(Items from a data source)
[start]

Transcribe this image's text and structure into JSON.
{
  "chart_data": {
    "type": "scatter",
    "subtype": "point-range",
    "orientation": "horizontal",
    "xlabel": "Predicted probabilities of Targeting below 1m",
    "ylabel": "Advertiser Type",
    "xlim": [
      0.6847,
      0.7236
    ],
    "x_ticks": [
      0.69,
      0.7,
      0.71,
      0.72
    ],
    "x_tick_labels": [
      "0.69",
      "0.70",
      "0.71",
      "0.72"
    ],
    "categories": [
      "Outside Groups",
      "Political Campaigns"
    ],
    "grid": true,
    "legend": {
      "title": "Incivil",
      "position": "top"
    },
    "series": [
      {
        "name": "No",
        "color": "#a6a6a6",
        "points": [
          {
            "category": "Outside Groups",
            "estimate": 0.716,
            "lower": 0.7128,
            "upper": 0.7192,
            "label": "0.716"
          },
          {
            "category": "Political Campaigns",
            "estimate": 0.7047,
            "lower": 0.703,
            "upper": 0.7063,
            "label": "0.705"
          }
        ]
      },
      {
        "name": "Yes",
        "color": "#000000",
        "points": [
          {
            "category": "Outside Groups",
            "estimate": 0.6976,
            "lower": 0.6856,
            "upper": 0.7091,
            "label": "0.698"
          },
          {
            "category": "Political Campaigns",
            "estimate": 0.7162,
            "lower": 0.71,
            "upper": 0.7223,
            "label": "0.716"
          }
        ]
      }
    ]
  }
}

[end]

- _EXERCISE TASK_
Go through the listing above and restate it word for word.

- _EXERCISE RESULT_
Transcribe this image's text and structure into JSON.
{
  "chart_data": {
    "type": "scatter",
    "subtype": "point-range",
    "orientation": "horizontal",
    "xlabel": "Predicted probabilities of Targeting below 1m",
    "ylabel": "Advertiser Type",
    "xlim": [
      0.6847,
      0.7236
    ],
    "x_ticks": [
      0.69,
      0.7,
      0.71,
      0.72
    ],
    "x_tick_labels": [
      "0.69",
      "0.70",
      "0.71",
      "0.72"
    ],
    "categories": [
      "Outside Groups",
      "Political Campaigns"
    ],
    "grid": true,
    "legend": {
      "title": "Incivil",
      "position": "top"
    },
    "series": [
      {
        "name": "No",
        "color": "#a6a6a6",
        "points": [
          {
            "category": "Outside Groups",
            "estimate": 0.716,
            "lower": 0.7128,
            "upper": 0.7192,
            "label": "0.716"
          },
          {
            "category": "Political Campaigns",
            "estimate": 0.7047,
            "lower": 0.703,
            "upper": 0.7063,
            "label": "0.705"
          }
        ]
      },
      {
        "name": "Yes",
        "color": "#000000",
        "points": [
          {
            "category": "Outside Groups",
            "estimate": 0.6976,
            "lower": 0.6856,
            "upper": 0.7091,
            "label": "0.698"
          },
          {
            "category": "Political Campaigns",
            "estimate": 0.7162,
            "lower": 0.71,
            "upper": 0.7223,
            "label": "0.716"
          }
        ]
      }
    ]
  }
}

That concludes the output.